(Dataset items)
══════════

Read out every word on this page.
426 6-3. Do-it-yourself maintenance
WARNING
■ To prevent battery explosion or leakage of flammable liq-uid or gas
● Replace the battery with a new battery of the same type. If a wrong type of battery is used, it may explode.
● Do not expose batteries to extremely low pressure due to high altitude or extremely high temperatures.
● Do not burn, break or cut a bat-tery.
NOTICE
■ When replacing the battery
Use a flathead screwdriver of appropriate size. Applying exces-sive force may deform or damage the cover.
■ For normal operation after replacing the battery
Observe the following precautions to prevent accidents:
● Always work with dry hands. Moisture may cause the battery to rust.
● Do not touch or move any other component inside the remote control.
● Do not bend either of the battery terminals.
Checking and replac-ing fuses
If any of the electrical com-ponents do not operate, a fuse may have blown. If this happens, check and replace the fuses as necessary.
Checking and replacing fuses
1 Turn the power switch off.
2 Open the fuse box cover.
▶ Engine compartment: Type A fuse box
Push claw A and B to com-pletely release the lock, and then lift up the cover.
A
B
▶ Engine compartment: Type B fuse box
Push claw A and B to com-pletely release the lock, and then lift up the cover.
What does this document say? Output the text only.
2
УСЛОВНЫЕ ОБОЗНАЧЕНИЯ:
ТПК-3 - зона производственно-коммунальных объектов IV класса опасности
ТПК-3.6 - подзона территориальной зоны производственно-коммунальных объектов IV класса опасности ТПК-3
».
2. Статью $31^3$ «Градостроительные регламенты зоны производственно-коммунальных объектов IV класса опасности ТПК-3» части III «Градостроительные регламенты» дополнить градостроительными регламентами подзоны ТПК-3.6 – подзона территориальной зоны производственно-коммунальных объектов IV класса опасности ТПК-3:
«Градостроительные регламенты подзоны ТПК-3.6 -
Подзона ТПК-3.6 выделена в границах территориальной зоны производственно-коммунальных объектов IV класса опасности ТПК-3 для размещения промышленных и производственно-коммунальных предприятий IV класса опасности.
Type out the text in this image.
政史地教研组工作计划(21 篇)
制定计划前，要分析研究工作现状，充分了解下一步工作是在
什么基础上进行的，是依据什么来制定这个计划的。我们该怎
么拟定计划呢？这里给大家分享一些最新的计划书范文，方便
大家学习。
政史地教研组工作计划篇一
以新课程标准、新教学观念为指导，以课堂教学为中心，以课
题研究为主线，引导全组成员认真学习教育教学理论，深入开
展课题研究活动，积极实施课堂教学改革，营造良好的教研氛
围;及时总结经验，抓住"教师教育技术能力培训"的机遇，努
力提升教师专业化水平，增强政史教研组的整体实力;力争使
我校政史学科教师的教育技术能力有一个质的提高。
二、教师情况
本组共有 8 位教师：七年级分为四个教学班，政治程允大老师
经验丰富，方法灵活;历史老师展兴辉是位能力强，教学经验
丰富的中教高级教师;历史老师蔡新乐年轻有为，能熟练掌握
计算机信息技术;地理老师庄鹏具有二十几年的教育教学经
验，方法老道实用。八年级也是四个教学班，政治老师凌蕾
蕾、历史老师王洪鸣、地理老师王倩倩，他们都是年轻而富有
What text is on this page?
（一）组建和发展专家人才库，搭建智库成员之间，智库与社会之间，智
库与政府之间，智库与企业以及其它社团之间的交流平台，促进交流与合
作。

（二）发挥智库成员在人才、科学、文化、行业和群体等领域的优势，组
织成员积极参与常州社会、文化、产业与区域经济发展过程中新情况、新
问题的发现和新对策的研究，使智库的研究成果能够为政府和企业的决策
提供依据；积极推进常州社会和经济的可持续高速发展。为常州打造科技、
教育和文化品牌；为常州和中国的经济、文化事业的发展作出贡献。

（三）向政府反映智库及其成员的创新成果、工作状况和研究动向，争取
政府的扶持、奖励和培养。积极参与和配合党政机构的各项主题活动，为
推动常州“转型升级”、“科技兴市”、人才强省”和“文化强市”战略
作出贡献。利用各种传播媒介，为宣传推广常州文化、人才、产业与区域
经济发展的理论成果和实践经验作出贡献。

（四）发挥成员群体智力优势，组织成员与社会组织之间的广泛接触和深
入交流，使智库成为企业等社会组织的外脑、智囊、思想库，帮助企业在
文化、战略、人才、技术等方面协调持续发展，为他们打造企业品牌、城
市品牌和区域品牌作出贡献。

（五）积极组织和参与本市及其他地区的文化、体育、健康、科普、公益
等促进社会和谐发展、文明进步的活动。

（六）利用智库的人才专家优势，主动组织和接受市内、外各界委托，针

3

══════════

AIM
Write out every line of the records exactly.

OUTPUT OF THE TASK
Read out every word on this page.
426 6-3. Do-it-yourself maintenance
WARNING
■ To prevent battery explosion or leakage of flammable liq-uid or gas
● Replace the battery with a new battery of the same type. If a wrong type of battery is used, it may explode.
● Do not expose batteries to extremely low pressure due to high altitude or extremely high temperatures.
● Do not burn, break or cut a bat-tery.
NOTICE
■ When replacing the battery
Use a flathead screwdriver of appropriate size. Applying exces-sive force may deform or damage the cover.
■ For normal operation after replacing the battery
Observe the following precautions to prevent accidents:
● Always work with dry hands. Moisture may cause the battery to rust.
● Do not touch or move any other component inside the remote control.
● Do not bend either of the battery terminals.
Checking and replac-ing fuses
If any of the electrical com-ponents do not operate, a fuse may have blown. If this happens, check and replace the fuses as necessary.
Checking and replacing fuses
1 Turn the power switch off.
2 Open the fuse box cover.
▶ Engine compartment: Type A fuse box
Push claw A and B to com-pletely release the lock, and then lift up the cover.
A
B
▶ Engine compartment: Type B fuse box
Push claw A and B to com-pletely release the lock, and then lift up the cover.
What does this document say? Output the text only.
2
УСЛОВНЫЕ ОБОЗНАЧЕНИЯ:
ТПК-3 - зона производственно-коммунальных объектов IV класса опасности
ТПК-3.6 - подзона территориальной зоны производственно-коммунальных объектов IV класса опасности ТПК-3
».
2. Статью $31^3$ «Градостроительные регламенты зоны производственно-коммунальных объектов IV класса опасности ТПК-3» части III «Градостроительные регламенты» дополнить градостроительными регламентами подзоны ТПК-3.6 – подзона территориальной зоны производственно-коммунальных объектов IV класса опасности ТПК-3:
«Градостроительные регламенты подзоны ТПК-3.6 -
Подзона ТПК-3.6 выделена в границах территориальной зоны производственно-коммунальных объектов IV класса опасности ТПК-3 для размещения промышленных и производственно-коммунальных предприятий IV класса опасности.
Type out the text in this image.
政史地教研组工作计划(21 篇)
制定计划前，要分析研究工作现状，充分了解下一步工作是在
什么基础上进行的，是依据什么来制定这个计划的。我们该怎
么拟定计划呢？这里给大家分享一些最新的计划书范文，方便
大家学习。
政史地教研组工作计划篇一
以新课程标准、新教学观念为指导，以课堂教学为中心，以课
题研究为主线，引导全组成员认真学习教育教学理论，深入开
展课题研究活动，积极实施课堂教学改革，营造良好的教研氛
围;及时总结经验，抓住"教师教育技术能力培训"的机遇，努
力提升教师专业化水平，增强政史教研组的整体实力;力争使
我校政史学科教师的教育技术能力有一个质的提高。
二、教师情况
本组共有 8 位教师：七年级分为四个教学班，政治程允大老师
经验丰富，方法灵活;历史老师展兴辉是位能力强，教学经验
丰富的中教高级教师;历史老师蔡新乐年轻有为，能熟练掌握
计算机信息技术;地理老师庄鹏具有二十几年的教育教学经
验，方法老道实用。八年级也是四个教学班，政治老师凌蕾
蕾、历史老师王洪鸣、地理老师王倩倩，他们都是年轻而富有
What text is on this page?
（一）组建和发展专家人才库，搭建智库成员之间，智库与社会之间，智
库与政府之间，智库与企业以及其它社团之间的交流平台，促进交流与合
作。

（二）发挥智库成员在人才、科学、文化、行业和群体等领域的优势，组
织成员积极参与常州社会、文化、产业与区域经济发展过程中新情况、新
问题的发现和新对策的研究，使智库的研究成果能够为政府和企业的决策
提供依据；积极推进常州社会和经济的可持续高速发展。为常州打造科技、
教育和文化品牌；为常州和中国的经济、文化事业的发展作出贡献。

（三）向政府反映智库及其成员的创新成果、工作状况和研究动向，争取
政府的扶持、奖励和培养。积极参与和配合党政机构的各项主题活动，为
推动常州“转型升级”、“科技兴市”、人才强省”和“文化强市”战略
作出贡献。利用各种传播媒介，为宣传推广常州文化、人才、产业与区域
经济发展的理论成果和实践经验作出贡献。

（四）发挥成员群体智力优势，组织成员与社会组织之间的广泛接触和深
入交流，使智库成为企业等社会组织的外脑、智囊、思想库，帮助企业在
文化、战略、人才、技术等方面协调持续发展，为他们打造企业品牌、城
市品牌和区域品牌作出贡献。

（五）积极组织和参与本市及其他地区的文化、体育、健康、科普、公益
等促进社会和谐发展、文明进步的活动。

（六）利用智库的人才专家优势，主动组织和接受市内、外各界委托，针

3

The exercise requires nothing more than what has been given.